> **What you will do**: The entries below are to be repeated exactly as they stand.

— START OF Task material —

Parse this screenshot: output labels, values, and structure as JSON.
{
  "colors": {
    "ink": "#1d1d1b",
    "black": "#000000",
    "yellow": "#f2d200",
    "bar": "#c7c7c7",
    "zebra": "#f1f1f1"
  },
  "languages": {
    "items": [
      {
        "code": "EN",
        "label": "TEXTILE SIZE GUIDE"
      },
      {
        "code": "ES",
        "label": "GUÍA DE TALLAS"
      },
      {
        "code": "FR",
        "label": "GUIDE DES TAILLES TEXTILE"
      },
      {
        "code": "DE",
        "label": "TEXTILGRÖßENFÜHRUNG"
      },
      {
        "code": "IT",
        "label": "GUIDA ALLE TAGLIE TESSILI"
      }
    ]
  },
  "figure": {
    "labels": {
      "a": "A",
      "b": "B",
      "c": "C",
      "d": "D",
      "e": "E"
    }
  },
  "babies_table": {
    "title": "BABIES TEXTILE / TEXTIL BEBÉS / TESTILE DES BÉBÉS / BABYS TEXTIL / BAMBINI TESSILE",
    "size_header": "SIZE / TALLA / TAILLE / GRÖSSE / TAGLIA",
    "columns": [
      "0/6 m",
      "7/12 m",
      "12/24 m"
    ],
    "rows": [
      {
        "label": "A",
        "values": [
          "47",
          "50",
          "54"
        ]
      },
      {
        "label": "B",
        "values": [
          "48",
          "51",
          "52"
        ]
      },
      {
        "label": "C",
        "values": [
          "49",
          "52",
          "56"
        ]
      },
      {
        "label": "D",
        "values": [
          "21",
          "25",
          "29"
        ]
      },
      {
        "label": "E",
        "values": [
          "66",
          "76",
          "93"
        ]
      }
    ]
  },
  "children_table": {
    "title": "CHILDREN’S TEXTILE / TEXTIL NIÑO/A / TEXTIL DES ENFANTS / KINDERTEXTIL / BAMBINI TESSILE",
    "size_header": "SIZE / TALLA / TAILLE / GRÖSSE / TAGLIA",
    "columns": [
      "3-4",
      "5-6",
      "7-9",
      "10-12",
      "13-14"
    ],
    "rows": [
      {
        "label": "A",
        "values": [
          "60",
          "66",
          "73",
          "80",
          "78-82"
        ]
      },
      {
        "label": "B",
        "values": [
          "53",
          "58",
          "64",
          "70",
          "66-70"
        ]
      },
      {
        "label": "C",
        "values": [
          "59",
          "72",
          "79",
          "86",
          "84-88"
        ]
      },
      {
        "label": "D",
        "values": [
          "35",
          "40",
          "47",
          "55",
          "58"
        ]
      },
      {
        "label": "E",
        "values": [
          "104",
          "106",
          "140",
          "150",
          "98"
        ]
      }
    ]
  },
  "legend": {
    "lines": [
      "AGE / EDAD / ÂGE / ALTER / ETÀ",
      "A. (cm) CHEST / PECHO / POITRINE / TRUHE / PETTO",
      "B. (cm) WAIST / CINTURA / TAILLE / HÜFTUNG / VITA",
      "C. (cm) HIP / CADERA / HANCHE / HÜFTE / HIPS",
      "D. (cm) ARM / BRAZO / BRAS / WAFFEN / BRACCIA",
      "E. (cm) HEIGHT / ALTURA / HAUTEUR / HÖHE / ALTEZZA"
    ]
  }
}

— END OF Task material —

> **Result for this exercise**:
Parse this screenshot: output labels, values, and structure as JSON.
{
  "colors": {
    "ink": "#1d1d1b",
    "black": "#000000",
    "yellow": "#f2d200",
    "bar": "#c7c7c7",
    "zebra": "#f1f1f1"
  },
  "languages": {
    "items": [
      {
        "code": "EN",
        "label": "TEXTILE SIZE GUIDE"
      },
      {
        "code": "ES",
        "label": "GUÍA DE TALLAS"
      },
      {
        "code": "FR",
        "label": "GUIDE DES TAILLES TEXTILE"
      },
      {
        "code": "DE",
        "label": "TEXTILGRÖßENFÜHRUNG"
      },
      {
        "code": "IT",
        "label": "GUIDA ALLE TAGLIE TESSILI"
      }
    ]
  },
  "figure": {
    "labels": {
      "a": "A",
      "b": "B",
      "c": "C",
      "d": "D",
      "e": "E"
    }
  },
  "babies_table": {
    "title": "BABIES TEXTILE / TEXTIL BEBÉS / TESTILE DES BÉBÉS / BABYS TEXTIL / BAMBINI TESSILE",
    "size_header": "SIZE / TALLA / TAILLE / GRÖSSE / TAGLIA",
    "columns": [
      "0/6 m",
      "7/12 m",
      "12/24 m"
    ],
    "rows": [
      {
        "label": "A",
        "values": [
          "47",
          "50",
          "54"
        ]
      },
      {
        "label": "B",
        "values": [
          "48",
          "51",
          "52"
        ]
      },
      {
        "label": "C",
        "values": [
          "49",
          "52",
          "56"
        ]
      },
      {
        "label": "D",
        "values": [
          "21",
          "25",
          "29"
        ]
      },
      {
        "label": "E",
        "values": [
          "66",
          "76",
          "93"
        ]
      }
    ]
  },
  "children_table": {
    "title": "CHILDREN’S TEXTILE / TEXTIL NIÑO/A / TEXTIL DES ENFANTS / KINDERTEXTIL / BAMBINI TESSILE",
    "size_header": "SIZE / TALLA / TAILLE / GRÖSSE / TAGLIA",
    "columns": [
      "3-4",
      "5-6",
      "7-9",
      "10-12",
      "13-14"
    ],
    "rows": [
      {
        "label": "A",
        "values": [
          "60",
          "66",
          "73",
          "80",
          "78-82"
        ]
      },
      {
        "label": "B",
        "values": [
          "53",
          "58",
          "64",
          "70",
          "66-70"
        ]
      },
      {
        "label": "C",
        "values": [
          "59",
          "72",
          "79",
          "86",
          "84-88"
        ]
      },
      {
        "label": "D",
        "values": [
          "35",
          "40",
          "47",
          "55",
          "58"
        ]
      },
      {
        "label": "E",
        "values": [
          "104",
          "106",
          "140",
          "150",
          "98"
        ]
      }
    ]
  },
  "legend": {
    "lines": [
      "AGE / EDAD / ÂGE / ALTER / ETÀ",
      "A. (cm) CHEST / PECHO / POITRINE / TRUHE / PETTO",
      "B. (cm) WAIST / CINTURA / TAILLE / HÜFTUNG / VITA",
      "C. (cm) HIP / CADERA / HANCHE / HÜFTE / HIPS",
      "D. (cm) ARM / BRAZO / BRAS / WAFFEN / BRACCIA",
      "E. (cm) HEIGHT / ALTURA / HAUTEUR / HÖHE / ALTEZZA"
    ]
  }
}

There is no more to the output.